Accelerating yuan convertibility is one of the key reform proposals in decision approved at the Third Plenary Session of the 18th CPC Central Committee. But in an economy the size of China`s, it is inevitable that reform will encounter difficulties. The authors of a recent report on the subject, Capital Account Liberalization in China: Guidelines from Global Experience, Wang Wen (Wang), executive dean of Renmin University`s Chongyang Institute for Financial Studies, and Gabriel Stein (Stein), chief economic adviser to the London-based Official Monetary and Financial Institutions Forum, shared their thoughts at a recent forum.


Q: Do you see the liberalization of China`s capital account as necessary for China`s development? If so, why?


Wang: Yes. Since 1978, China began to gradually loosen foreign direct investment regulations that allowed for the establishment of the first foreign invested enterprise.


In the early 1980s, the Chinese government created 10 foreign borrowing enterprises, which unified financing from international financial markets, in order to satisfy the demand for imports.


In 1985, the government eliminated internal trade settlement pricing, and began to enforce a single exchange rate for the yuan. This was very influential, and the de facto starting point of the liberalization of the yuan capital account.


From the beginning, although China began to open the capital account very slowly, it was always very beneficial to China`s development.


Stein: Capital account liberalization is the next necessary step for China, especially if China wants the yuan to become a regional or international reserve currency. This cannot happen without liberalization. Liberalization is also good for rebalancing and moving away from financial repression to a greater share of household consumption in GDP.
----
■ TASK INSTRUCTIONS ■
**a.** According to the interview on yuan convertibility, in what year did the government eliminate internal trade settlement pricing?
**b.** Decide whether each statement agrees with the interview on yuan convertibility. Answer yes or no for each and quote the words from the interview that decide it.
(i) Stein holds that the yuan cannot become a regional or international reserve currency without capital account liberalization.
(ii) In the early 1980s, the Chinese government created 20 foreign borrowing enterprises.
(iii) Wang says that opening the capital account was harmful to China's development at first.
**c.** Translate this sentence from the interview on yuan convertibility into Spanish: "Liberalization is also good for rebalancing and moving away from financial repression to a greater share of household consumption in GDP."

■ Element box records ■
----
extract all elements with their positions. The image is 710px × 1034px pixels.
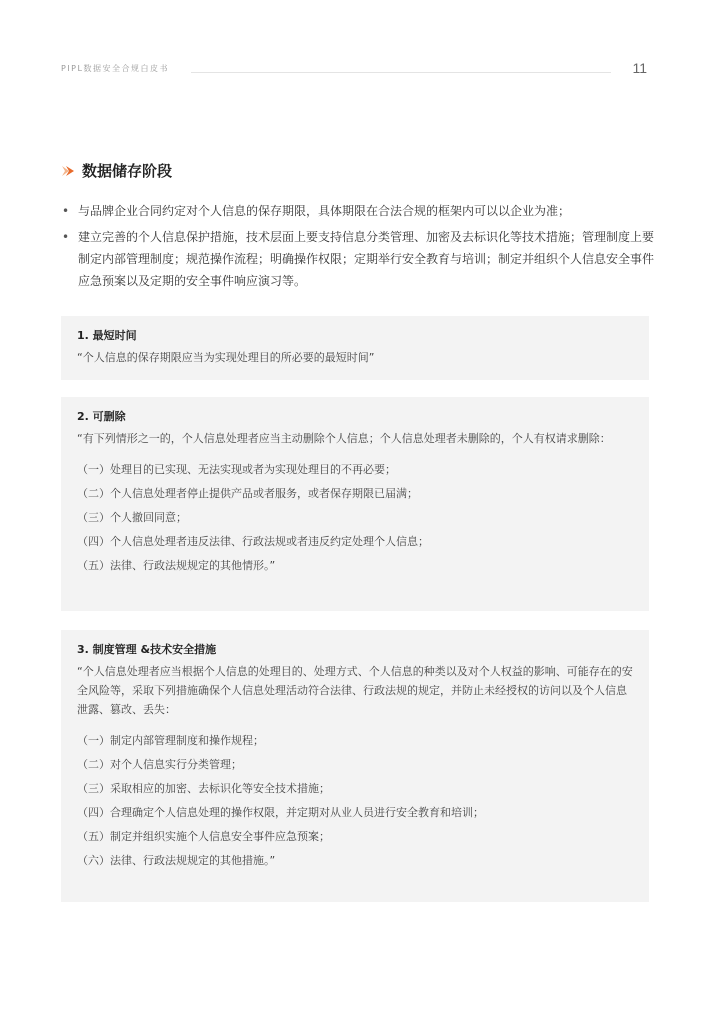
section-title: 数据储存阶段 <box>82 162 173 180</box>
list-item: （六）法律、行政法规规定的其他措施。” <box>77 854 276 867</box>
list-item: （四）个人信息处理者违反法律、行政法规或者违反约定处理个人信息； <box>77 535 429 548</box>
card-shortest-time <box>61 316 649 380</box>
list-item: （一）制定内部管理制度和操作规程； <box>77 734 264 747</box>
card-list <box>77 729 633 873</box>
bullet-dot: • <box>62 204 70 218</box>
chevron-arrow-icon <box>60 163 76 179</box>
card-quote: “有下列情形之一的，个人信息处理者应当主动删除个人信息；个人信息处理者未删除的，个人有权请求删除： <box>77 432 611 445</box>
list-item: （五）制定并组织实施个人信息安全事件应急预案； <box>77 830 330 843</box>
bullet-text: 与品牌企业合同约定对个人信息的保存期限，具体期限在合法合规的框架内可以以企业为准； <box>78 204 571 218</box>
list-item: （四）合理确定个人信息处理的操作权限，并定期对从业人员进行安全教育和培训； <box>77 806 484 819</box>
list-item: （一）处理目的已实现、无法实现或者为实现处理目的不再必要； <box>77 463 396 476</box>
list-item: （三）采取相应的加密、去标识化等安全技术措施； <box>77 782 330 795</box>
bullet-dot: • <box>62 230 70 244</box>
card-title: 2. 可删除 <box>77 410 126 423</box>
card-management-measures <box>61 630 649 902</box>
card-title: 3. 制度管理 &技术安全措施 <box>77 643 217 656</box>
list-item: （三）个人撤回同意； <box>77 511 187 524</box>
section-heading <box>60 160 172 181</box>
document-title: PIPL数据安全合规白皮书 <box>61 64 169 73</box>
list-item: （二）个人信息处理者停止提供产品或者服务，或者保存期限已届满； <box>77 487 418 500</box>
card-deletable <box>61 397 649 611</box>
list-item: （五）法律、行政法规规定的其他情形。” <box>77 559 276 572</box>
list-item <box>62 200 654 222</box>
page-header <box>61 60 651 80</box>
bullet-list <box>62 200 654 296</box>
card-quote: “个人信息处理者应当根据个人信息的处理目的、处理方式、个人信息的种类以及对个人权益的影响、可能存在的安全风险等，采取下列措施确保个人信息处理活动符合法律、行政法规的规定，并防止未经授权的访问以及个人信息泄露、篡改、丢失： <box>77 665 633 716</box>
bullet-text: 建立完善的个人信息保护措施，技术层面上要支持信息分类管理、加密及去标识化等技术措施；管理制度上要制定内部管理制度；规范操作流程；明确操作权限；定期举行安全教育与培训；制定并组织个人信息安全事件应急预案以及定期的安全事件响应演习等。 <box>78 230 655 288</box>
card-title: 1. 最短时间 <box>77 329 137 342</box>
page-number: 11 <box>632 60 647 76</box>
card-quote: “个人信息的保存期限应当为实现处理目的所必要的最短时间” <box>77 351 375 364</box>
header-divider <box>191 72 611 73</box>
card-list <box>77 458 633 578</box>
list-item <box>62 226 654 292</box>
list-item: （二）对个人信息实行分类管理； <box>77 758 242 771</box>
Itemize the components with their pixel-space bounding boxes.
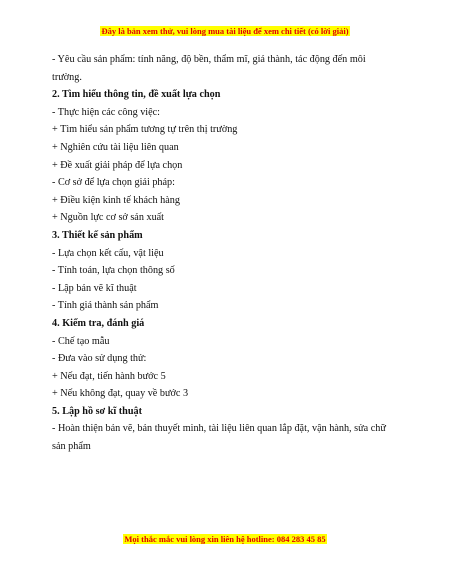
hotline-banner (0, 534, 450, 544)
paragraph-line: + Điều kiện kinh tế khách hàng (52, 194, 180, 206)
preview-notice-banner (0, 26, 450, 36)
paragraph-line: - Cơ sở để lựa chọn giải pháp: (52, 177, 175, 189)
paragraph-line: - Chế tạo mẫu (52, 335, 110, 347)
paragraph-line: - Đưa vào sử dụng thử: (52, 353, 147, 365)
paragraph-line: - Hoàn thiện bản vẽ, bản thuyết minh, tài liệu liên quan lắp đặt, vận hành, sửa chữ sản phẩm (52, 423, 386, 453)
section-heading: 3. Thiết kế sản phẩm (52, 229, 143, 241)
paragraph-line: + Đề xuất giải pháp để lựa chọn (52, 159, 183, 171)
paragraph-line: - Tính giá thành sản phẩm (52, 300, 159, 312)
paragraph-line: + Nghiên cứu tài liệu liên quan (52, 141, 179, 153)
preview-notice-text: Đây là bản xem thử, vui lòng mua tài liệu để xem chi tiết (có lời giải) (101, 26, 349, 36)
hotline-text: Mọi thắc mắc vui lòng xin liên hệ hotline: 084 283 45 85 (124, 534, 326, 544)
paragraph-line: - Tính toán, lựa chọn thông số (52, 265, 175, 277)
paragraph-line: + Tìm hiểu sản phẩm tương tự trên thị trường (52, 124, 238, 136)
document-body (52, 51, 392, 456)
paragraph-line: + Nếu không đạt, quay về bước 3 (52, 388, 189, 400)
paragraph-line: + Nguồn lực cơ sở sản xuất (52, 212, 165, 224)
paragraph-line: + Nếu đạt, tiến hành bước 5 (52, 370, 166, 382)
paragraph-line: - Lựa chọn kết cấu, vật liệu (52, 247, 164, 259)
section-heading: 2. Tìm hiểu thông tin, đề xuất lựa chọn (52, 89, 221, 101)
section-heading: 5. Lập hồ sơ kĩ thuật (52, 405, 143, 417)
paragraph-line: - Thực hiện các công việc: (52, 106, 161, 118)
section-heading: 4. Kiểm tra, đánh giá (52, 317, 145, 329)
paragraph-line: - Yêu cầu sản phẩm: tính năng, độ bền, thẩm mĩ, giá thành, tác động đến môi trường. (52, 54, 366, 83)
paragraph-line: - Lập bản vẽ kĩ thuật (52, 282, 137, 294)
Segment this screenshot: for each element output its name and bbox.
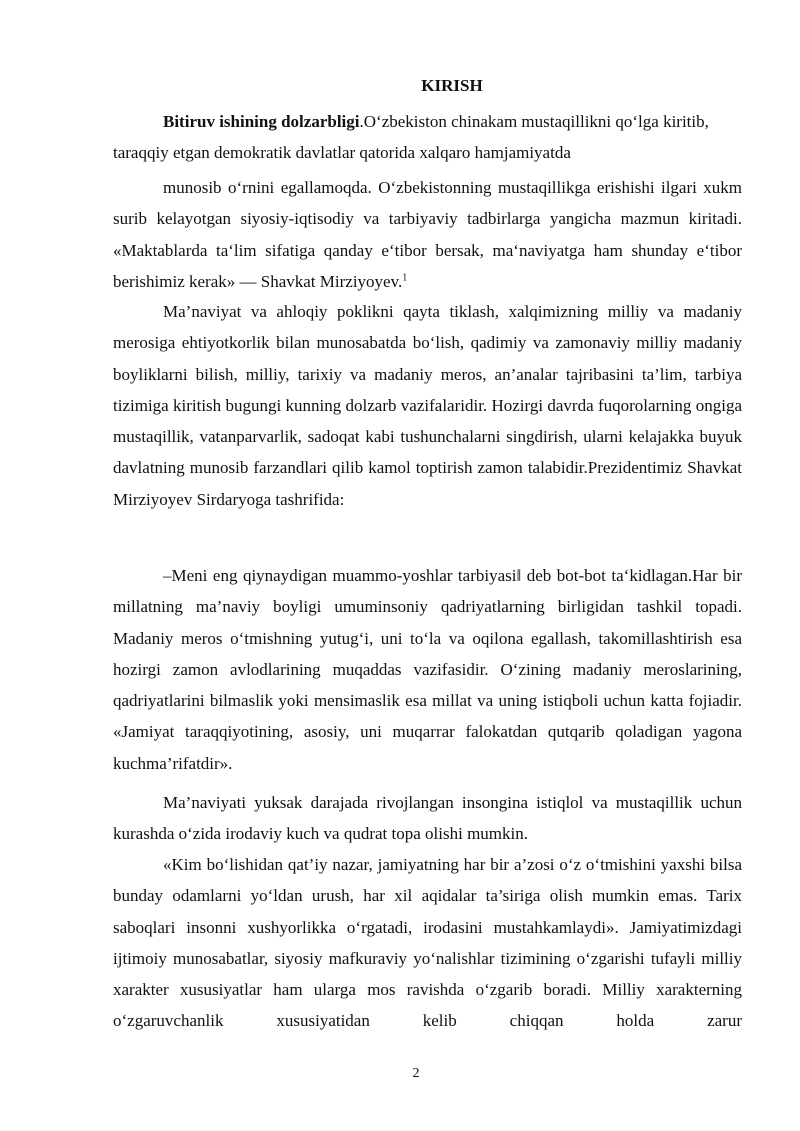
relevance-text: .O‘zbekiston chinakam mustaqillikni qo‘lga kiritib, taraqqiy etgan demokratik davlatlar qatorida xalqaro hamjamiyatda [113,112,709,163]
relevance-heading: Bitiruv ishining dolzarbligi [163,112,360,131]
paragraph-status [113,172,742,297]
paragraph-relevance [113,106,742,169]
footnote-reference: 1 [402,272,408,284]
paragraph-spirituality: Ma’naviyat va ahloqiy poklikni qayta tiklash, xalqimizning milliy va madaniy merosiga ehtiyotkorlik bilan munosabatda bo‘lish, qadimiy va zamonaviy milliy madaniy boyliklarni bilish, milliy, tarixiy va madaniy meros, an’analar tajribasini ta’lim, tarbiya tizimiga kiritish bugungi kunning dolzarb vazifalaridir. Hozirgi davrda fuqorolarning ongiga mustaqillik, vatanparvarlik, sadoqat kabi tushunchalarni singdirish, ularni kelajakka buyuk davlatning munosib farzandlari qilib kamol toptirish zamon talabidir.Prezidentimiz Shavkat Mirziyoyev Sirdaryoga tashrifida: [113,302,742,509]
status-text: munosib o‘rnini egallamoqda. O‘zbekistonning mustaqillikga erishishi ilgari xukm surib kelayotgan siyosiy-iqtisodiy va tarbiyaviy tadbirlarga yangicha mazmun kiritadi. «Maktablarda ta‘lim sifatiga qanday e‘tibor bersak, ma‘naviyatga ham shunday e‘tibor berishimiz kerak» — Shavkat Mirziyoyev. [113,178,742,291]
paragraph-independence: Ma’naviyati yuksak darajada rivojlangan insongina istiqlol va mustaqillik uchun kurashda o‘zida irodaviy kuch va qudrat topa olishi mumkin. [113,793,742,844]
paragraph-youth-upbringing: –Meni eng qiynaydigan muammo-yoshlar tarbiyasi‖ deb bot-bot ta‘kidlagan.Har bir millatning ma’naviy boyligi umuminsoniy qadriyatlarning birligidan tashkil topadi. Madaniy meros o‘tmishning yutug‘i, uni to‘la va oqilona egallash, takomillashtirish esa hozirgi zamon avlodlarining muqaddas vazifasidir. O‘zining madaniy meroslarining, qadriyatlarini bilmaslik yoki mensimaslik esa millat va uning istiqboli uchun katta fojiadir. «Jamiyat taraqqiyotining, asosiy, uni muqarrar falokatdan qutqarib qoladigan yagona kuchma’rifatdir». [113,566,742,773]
----
■ SOLUTIONS IN ORDER ■
**a.** 1985

**b.**
(i) Yes: "This cannot happen without liberalization."
(ii) No: "the Chinese government created 10 foreign borrowing enterprises"
(iii) No: "it was always very beneficial"

**c.** La liberalización también es buena para el reequilibrio y para dejar atrás la represión financiera en favor de una mayor participación del consumo de los hogares en el PIB.